# EXERCISE INSTRUCTIONS:
Print out every line, exactly as written.

+-------+

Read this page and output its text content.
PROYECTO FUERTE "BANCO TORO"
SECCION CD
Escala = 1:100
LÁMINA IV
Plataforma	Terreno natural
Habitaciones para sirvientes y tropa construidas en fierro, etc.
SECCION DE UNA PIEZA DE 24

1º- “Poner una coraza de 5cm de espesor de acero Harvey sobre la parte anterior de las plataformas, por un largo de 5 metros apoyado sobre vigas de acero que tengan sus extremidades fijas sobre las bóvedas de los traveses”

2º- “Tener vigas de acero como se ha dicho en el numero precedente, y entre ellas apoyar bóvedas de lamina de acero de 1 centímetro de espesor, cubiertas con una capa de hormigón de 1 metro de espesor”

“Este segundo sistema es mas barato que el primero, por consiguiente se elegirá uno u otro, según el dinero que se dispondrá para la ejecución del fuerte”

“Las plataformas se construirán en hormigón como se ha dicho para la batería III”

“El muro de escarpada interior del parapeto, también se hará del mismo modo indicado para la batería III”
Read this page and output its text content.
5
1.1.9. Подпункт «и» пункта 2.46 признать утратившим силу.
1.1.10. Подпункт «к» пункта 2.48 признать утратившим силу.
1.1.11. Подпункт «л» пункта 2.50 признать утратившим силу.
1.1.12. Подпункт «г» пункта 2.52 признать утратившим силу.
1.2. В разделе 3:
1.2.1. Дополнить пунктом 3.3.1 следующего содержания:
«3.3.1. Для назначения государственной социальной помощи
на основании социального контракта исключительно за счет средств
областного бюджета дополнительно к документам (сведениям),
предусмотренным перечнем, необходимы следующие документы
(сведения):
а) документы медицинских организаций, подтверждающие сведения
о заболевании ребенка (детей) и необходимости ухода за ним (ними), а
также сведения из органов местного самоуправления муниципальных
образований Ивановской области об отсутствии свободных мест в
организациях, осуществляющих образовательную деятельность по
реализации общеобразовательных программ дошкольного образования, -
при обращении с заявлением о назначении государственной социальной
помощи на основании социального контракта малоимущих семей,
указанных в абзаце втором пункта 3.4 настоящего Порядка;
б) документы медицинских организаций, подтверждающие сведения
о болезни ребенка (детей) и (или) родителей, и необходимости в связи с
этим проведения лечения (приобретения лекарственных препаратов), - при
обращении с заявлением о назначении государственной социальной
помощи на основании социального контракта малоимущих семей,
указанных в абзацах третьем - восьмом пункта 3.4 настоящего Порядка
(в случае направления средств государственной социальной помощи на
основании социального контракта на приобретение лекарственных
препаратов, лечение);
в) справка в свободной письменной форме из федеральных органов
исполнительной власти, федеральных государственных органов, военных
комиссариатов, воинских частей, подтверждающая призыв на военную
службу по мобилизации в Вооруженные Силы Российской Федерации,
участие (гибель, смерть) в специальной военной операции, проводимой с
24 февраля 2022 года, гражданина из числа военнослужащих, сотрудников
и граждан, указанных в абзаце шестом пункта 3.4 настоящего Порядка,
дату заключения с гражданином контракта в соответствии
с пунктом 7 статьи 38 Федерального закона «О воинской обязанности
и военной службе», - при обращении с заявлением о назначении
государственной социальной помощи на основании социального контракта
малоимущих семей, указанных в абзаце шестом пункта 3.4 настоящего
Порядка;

+-------+

# SOLUTION TO THE PROBLEM:
Read this page and output its text content.
PROYECTO FUERTE "BANCO TORO"
SECCION CD
Escala = 1:100
LÁMINA IV
Plataforma	Terreno natural
Habitaciones para sirvientes y tropa construidas en fierro, etc.
SECCION DE UNA PIEZA DE 24

1º- “Poner una coraza de 5cm de espesor de acero Harvey sobre la parte anterior de las plataformas, por un largo de 5 metros apoyado sobre vigas de acero que tengan sus extremidades fijas sobre las bóvedas de los traveses”

2º- “Tener vigas de acero como se ha dicho en el numero precedente, y entre ellas apoyar bóvedas de lamina de acero de 1 centímetro de espesor, cubiertas con una capa de hormigón de 1 metro de espesor”

“Este segundo sistema es mas barato que el primero, por consiguiente se elegirá uno u otro, según el dinero que se dispondrá para la ejecución del fuerte”

“Las plataformas se construirán en hormigón como se ha dicho para la batería III”

“El muro de escarpada interior del parapeto, también se hará del mismo modo indicado para la batería III”
Read this page and output its text content.
5
1.1.9. Подпункт «и» пункта 2.46 признать утратившим силу.
1.1.10. Подпункт «к» пункта 2.48 признать утратившим силу.
1.1.11. Подпункт «л» пункта 2.50 признать утратившим силу.
1.1.12. Подпункт «г» пункта 2.52 признать утратившим силу.
1.2. В разделе 3:
1.2.1. Дополнить пунктом 3.3.1 следующего содержания:
«3.3.1. Для назначения государственной социальной помощи
на основании социального контракта исключительно за счет средств
областного бюджета дополнительно к документам (сведениям),
предусмотренным перечнем, необходимы следующие документы
(сведения):
а) документы медицинских организаций, подтверждающие сведения
о заболевании ребенка (детей) и необходимости ухода за ним (ними), а
также сведения из органов местного самоуправления муниципальных
образований Ивановской области об отсутствии свободных мест в
организациях, осуществляющих образовательную деятельность по
реализации общеобразовательных программ дошкольного образования, -
при обращении с заявлением о назначении государственной социальной
помощи на основании социального контракта малоимущих семей,
указанных в абзаце втором пункта 3.4 настоящего Порядка;
б) документы медицинских организаций, подтверждающие сведения
о болезни ребенка (детей) и (или) родителей, и необходимости в связи с
этим проведения лечения (приобретения лекарственных препаратов), - при
обращении с заявлением о назначении государственной социальной
помощи на основании социального контракта малоимущих семей,
указанных в абзацах третьем - восьмом пункта 3.4 настоящего Порядка
(в случае направления средств государственной социальной помощи на
основании социального контракта на приобретение лекарственных
препаратов, лечение);
в) справка в свободной письменной форме из федеральных органов
исполнительной власти, федеральных государственных органов, военных
комиссариатов, воинских частей, подтверждающая призыв на военную
службу по мобилизации в Вооруженные Силы Российской Федерации,
участие (гибель, смерть) в специальной военной операции, проводимой с
24 февраля 2022 года, гражданина из числа военнослужащих, сотрудников
и граждан, указанных в абзаце шестом пункта 3.4 настоящего Порядка,
дату заключения с гражданином контракта в соответствии
с пунктом 7 статьи 38 Федерального закона «О воинской обязанности
и военной службе», - при обращении с заявлением о назначении
государственной социальной помощи на основании социального контракта
малоимущих семей, указанных в абзаце шестом пункта 3.4 настоящего
Порядка;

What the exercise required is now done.